Dataset entries
────────────────

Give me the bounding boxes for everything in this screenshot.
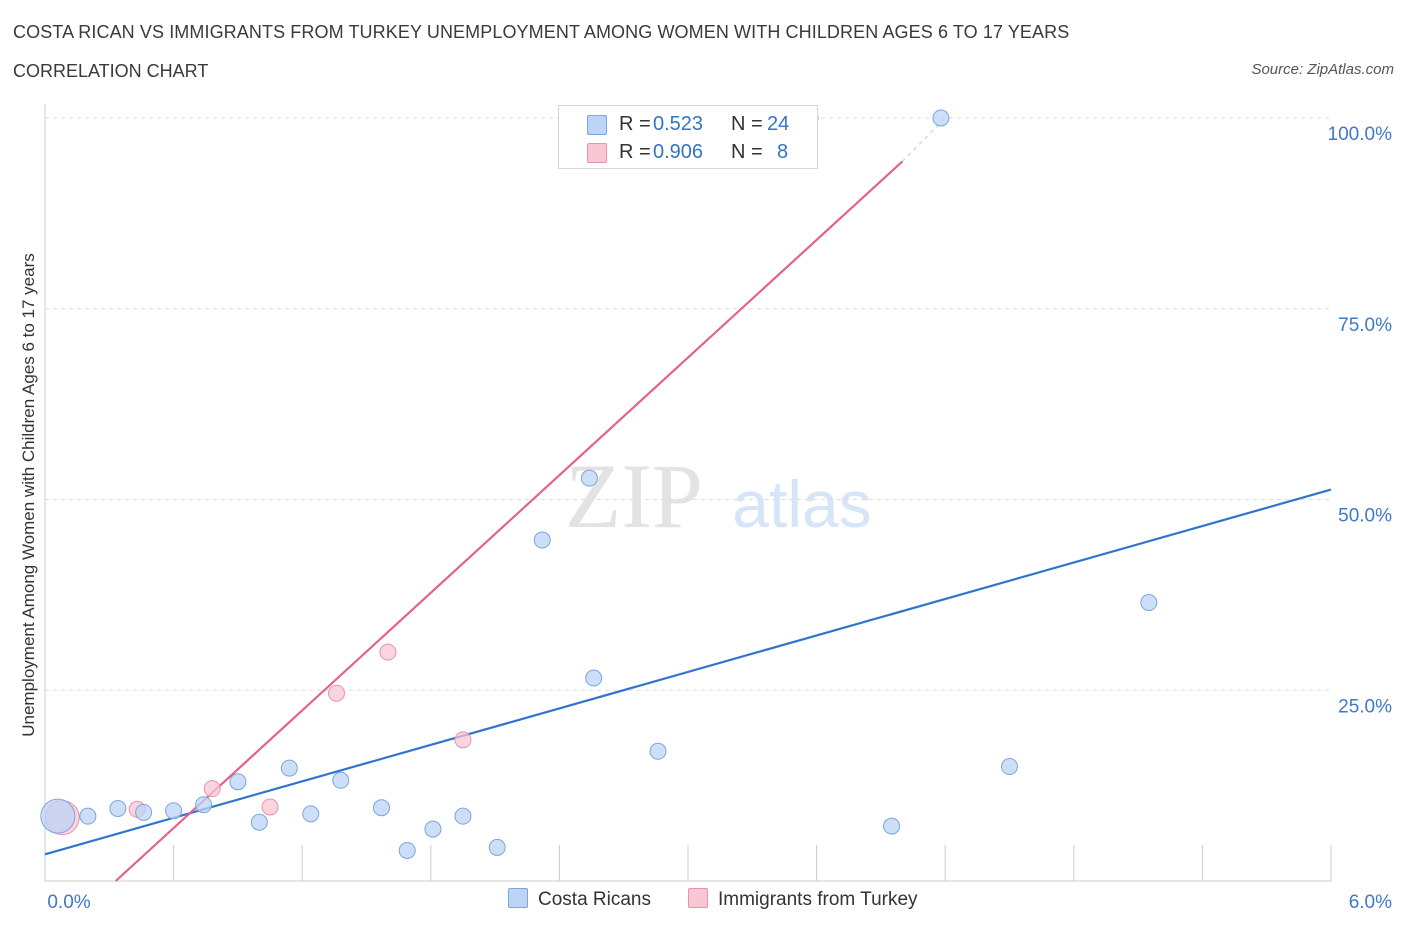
point-costa-ricans: [250, 813, 268, 831]
data-points: [40, 109, 1158, 859]
point-costa-ricans: [135, 803, 153, 821]
legend-row-turkey: R = 0.906 N = 8: [559, 139, 817, 167]
chart-subtitle: CORRELATION CHART: [13, 61, 209, 81]
point-costa-ricans: [533, 531, 551, 549]
bottom-legend-swatch-turkey: [688, 888, 708, 908]
point-costa-ricans: [424, 820, 442, 838]
bottom-legend-label-turkey: Immigrants from Turkey: [718, 889, 918, 910]
legend-row-costa-ricans: R = 0.523 N = 24: [559, 111, 817, 139]
legend-r-label: R =: [619, 113, 651, 135]
legend-r-value: 0.906: [653, 141, 704, 163]
point-costa-ricans: [649, 742, 667, 760]
point-costa-ricans: [302, 805, 320, 823]
point-costa-ricans: [165, 802, 183, 820]
watermark-zip: ZIP: [565, 445, 703, 547]
legend-swatch-costa-ricans: [587, 115, 607, 135]
point-costa-ricans: [580, 469, 598, 487]
legend-n-label: N =: [731, 141, 763, 163]
legend-n-label: N =: [731, 113, 763, 135]
watermark: ZIP atlas: [565, 445, 872, 547]
point-costa-ricans: [40, 798, 76, 834]
legend-swatch-turkey: [587, 143, 607, 163]
y-tick-label: 25.0%: [1338, 696, 1392, 717]
y-tick-label: 100.0%: [1328, 124, 1393, 145]
point-costa-ricans: [883, 817, 901, 835]
legend-r-value: 0.523: [653, 113, 704, 135]
point-turkey: [261, 798, 279, 816]
trendline-turkey: [114, 160, 904, 882]
legend-box: R = 0.523 N = 24 R = 0.906 N = 8: [558, 105, 818, 169]
point-costa-ricans: [79, 807, 97, 825]
bottom-legend-swatch-costa-ricans: [508, 888, 528, 908]
legend-n-value: 8: [777, 141, 789, 163]
bottom-legend-turkey: Immigrants from Turkey: [688, 888, 918, 911]
bottom-legend-costa-ricans: Costa Ricans: [508, 888, 651, 911]
point-turkey: [203, 780, 221, 798]
point-costa-ricans: [585, 669, 603, 687]
point-costa-ricans: [373, 799, 391, 817]
legend-n-value: 24: [767, 113, 790, 135]
point-costa-ricans: [280, 759, 298, 777]
legend-r-label: R =: [619, 141, 651, 163]
source-note: Source: ZipAtlas.com: [1251, 61, 1394, 78]
tick-labels: 25.0% 50.0% 75.0% 100.0% 0.0% 6.0%: [47, 124, 1392, 913]
point-costa-ricans: [398, 841, 416, 859]
point-costa-ricans: [454, 807, 472, 825]
trendline-costa-ricans: [44, 488, 1332, 856]
gridlines: [45, 117, 1331, 691]
point-costa-ricans: [488, 838, 506, 856]
axes: [44, 104, 1332, 882]
point-costa-ricans: [332, 771, 350, 789]
point-costa-ricans: [932, 109, 950, 127]
watermark-atlas: atlas: [732, 467, 871, 541]
point-costa-ricans: [1140, 594, 1158, 612]
point-turkey: [327, 684, 345, 702]
bottom-legend-label-costa-ricans: Costa Ricans: [538, 889, 651, 910]
point-turkey: [379, 643, 397, 661]
x-tick-label: 0.0%: [47, 892, 90, 913]
y-axis-label: Unemployment Among Women with Children A…: [19, 253, 38, 737]
point-costa-ricans: [195, 796, 213, 814]
point-costa-ricans: [109, 800, 127, 818]
x-tick-label: 6.0%: [1349, 892, 1392, 913]
point-turkey: [454, 731, 472, 749]
chart-title: COSTA RICAN VS IMMIGRANTS FROM TURKEY UN…: [13, 22, 1070, 42]
y-tick-label: 75.0%: [1338, 315, 1392, 336]
point-costa-ricans: [1001, 758, 1018, 776]
point-costa-ricans: [229, 773, 247, 791]
y-tick-label: 50.0%: [1338, 506, 1392, 527]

────────────────

Pull out every line of the rows above and reproduce each one verbatim, omitting the pictures.

§ Solution:
Give me the bounding boxes for everything in this screenshot.
point-costa-ricans: [250, 813, 268, 831]
data-points: [40, 109, 1158, 859]
point-costa-ricans: [135, 803, 153, 821]
legend-row-turkey: R = 0.906 N = 8: [559, 139, 817, 167]
chart-subtitle: CORRELATION CHART: [13, 61, 209, 81]
point-costa-ricans: [533, 531, 551, 549]
bottom-legend-swatch-turkey: [688, 888, 708, 908]
point-costa-ricans: [424, 820, 442, 838]
bottom-legend-label-turkey: Immigrants from Turkey: [718, 889, 918, 910]
legend-row-costa-ricans: R = 0.523 N = 24: [559, 111, 817, 139]
legend-r-label: R =: [619, 113, 651, 135]
legend-r-value: 0.906: [653, 141, 704, 163]
point-costa-ricans: [649, 742, 667, 760]
point-costa-ricans: [302, 805, 320, 823]
point-costa-ricans: [165, 802, 183, 820]
watermark-zip: ZIP: [565, 445, 703, 547]
legend-swatch-costa-ricans: [587, 115, 607, 135]
point-costa-ricans: [580, 469, 598, 487]
legend-n-label: N =: [731, 141, 763, 163]
legend-n-label: N =: [731, 113, 763, 135]
watermark: ZIP atlas: [565, 445, 872, 547]
point-costa-ricans: [40, 798, 76, 834]
legend-swatch-turkey: [587, 143, 607, 163]
y-tick-label: 25.0%: [1338, 696, 1392, 717]
y-tick-label: 100.0%: [1328, 124, 1393, 145]
point-costa-ricans: [883, 817, 901, 835]
legend-r-value: 0.523: [653, 113, 704, 135]
point-turkey: [261, 798, 279, 816]
trendline-turkey: [114, 160, 904, 882]
legend-box: R = 0.523 N = 24 R = 0.906 N = 8: [558, 105, 818, 169]
point-costa-ricans: [79, 807, 97, 825]
bottom-legend-swatch-costa-ricans: [508, 888, 528, 908]
legend-n-value: 8: [777, 141, 789, 163]
bottom-legend-turkey: Immigrants from Turkey: [688, 888, 918, 911]
bottom-legend-costa-ricans: Costa Ricans: [508, 888, 651, 911]
point-turkey: [203, 780, 221, 798]
point-costa-ricans: [585, 669, 603, 687]
point-costa-ricans: [373, 799, 391, 817]
legend-n-value: 24: [767, 113, 790, 135]
point-costa-ricans: [280, 759, 298, 777]
legend-r-label: R =: [619, 141, 651, 163]
source-note: Source: ZipAtlas.com: [1251, 61, 1394, 78]
tick-labels: 25.0% 50.0% 75.0% 100.0% 0.0% 6.0%: [47, 124, 1392, 913]
point-costa-ricans: [398, 841, 416, 859]
point-costa-ricans: [454, 807, 472, 825]
trendline-costa-ricans: [44, 488, 1332, 856]
gridlines: [45, 117, 1331, 691]
point-costa-ricans: [488, 838, 506, 856]
axes: [44, 104, 1332, 882]
point-costa-ricans: [332, 771, 350, 789]
point-costa-ricans: [932, 109, 950, 127]
watermark-atlas: atlas: [732, 467, 871, 541]
point-costa-ricans: [1140, 594, 1158, 612]
point-turkey: [327, 684, 345, 702]
bottom-legend-label-costa-ricans: Costa Ricans: [538, 889, 651, 910]
point-turkey: [379, 643, 397, 661]
x-tick-label: 0.0%: [47, 892, 90, 913]
y-axis-label: Unemployment Among Women with Children A…: [19, 253, 38, 737]
point-costa-ricans: [195, 796, 213, 814]
point-costa-ricans: [109, 800, 127, 818]
x-tick-label: 6.0%: [1349, 892, 1392, 913]
point-turkey: [454, 731, 472, 749]
chart-title: COSTA RICAN VS IMMIGRANTS FROM TURKEY UN…: [13, 22, 1070, 42]
y-tick-label: 75.0%: [1338, 315, 1392, 336]
point-costa-ricans: [1001, 758, 1018, 776]
point-costa-ricans: [229, 773, 247, 791]
y-tick-label: 50.0%: [1338, 506, 1392, 527]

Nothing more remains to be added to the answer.